■ Your goal:
Lines that hold the word "insane" should be located and copied.

— START —

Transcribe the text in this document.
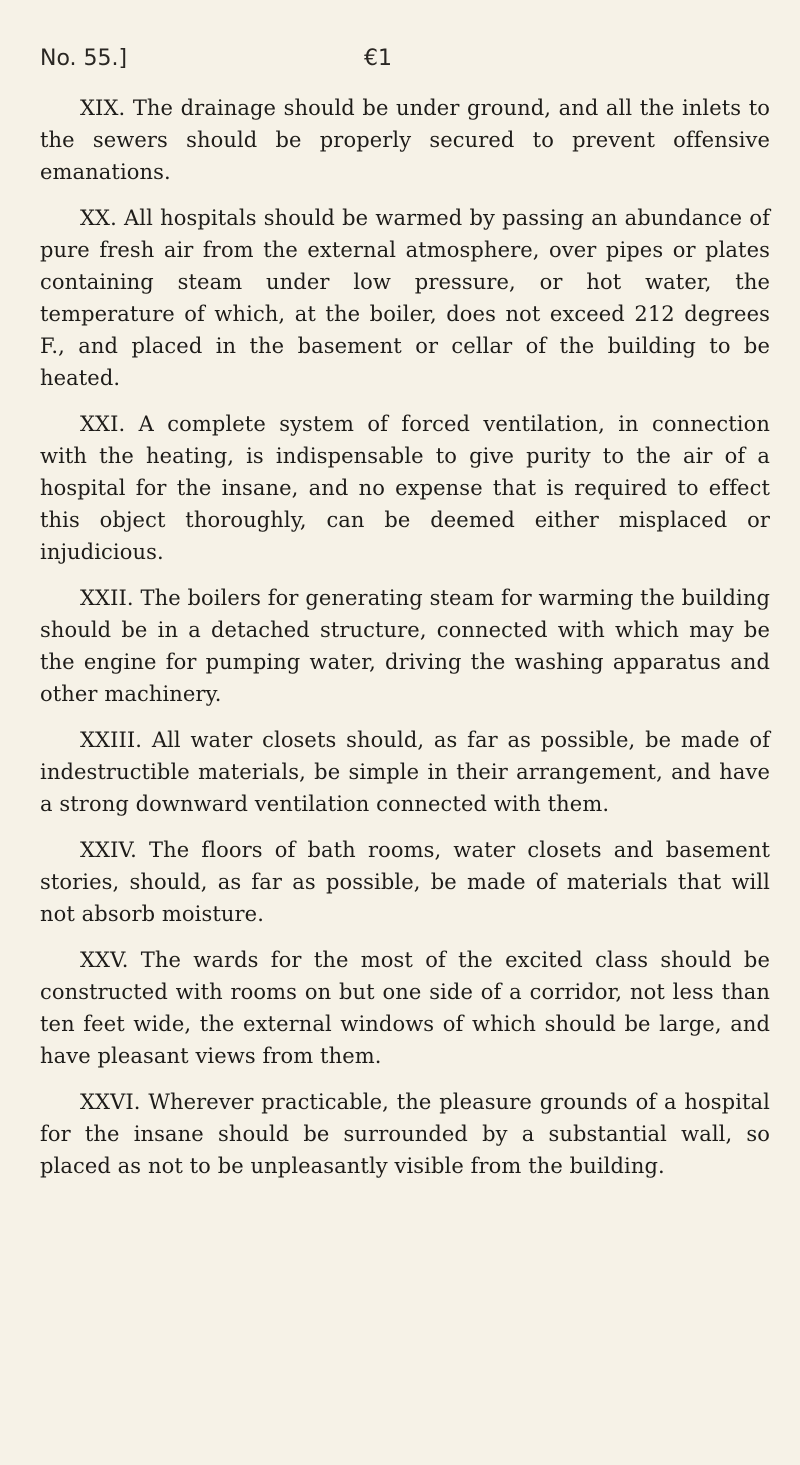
No. 55.]	€1

XIX. The drainage should be under ground, and all the inlets to the sewers should be properly secured to prevent offensive emanations.

XX. All hospitals should be warmed by passing an abundance of pure fresh air from the external atmosphere, over pipes or plates containing steam under low pressure, or hot water, the temperature of which, at the boiler, does not exceed 212 degrees F., and placed in the basement or cellar of the building to be heated.

XXI. A complete system of forced ventilation, in connection with the heating, is indispensable to give purity to the air of a hospital for the insane, and no expense that is required to effect this object thoroughly, can be deemed either misplaced or injudicious.

XXII. The boilers for generating steam for warming the building should be in a detached structure, connected with which may be the engine for pumping water, driving the washing apparatus and other machinery.

XXIII. All water closets should, as far as possible, be made of indestructible materials, be simple in their arrangement, and have a strong downward ventilation connected with them.

XXIV. The floors of bath rooms, water closets and basement stories, should, as far as possible, be made of materials that will not absorb moisture.

XXV. The wards for the most of the excited class should be constructed with rooms on but one side of a corridor, not less than ten feet wide, the external windows of which should be large, and have pleasant views from them.

XXVI. Wherever practicable, the pleasure grounds of a hospital for the insane should be surrounded by a substantial wall, so placed as not to be unpleasantly visible from the building.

— END —

■ Exercise answer:
XXI. A complete system of forced ventilation, in connection with the heating, is indispensable to give purity to the air of a hospital for the insane, and no expense that is required to effect this object thoroughly, can be deemed either misplaced or injudicious.
XXVI. Wherever practicable, the pleasure grounds of a hospital for the insane should be surrounded by a substantial wall, so placed as not to be unpleasantly visible from the building.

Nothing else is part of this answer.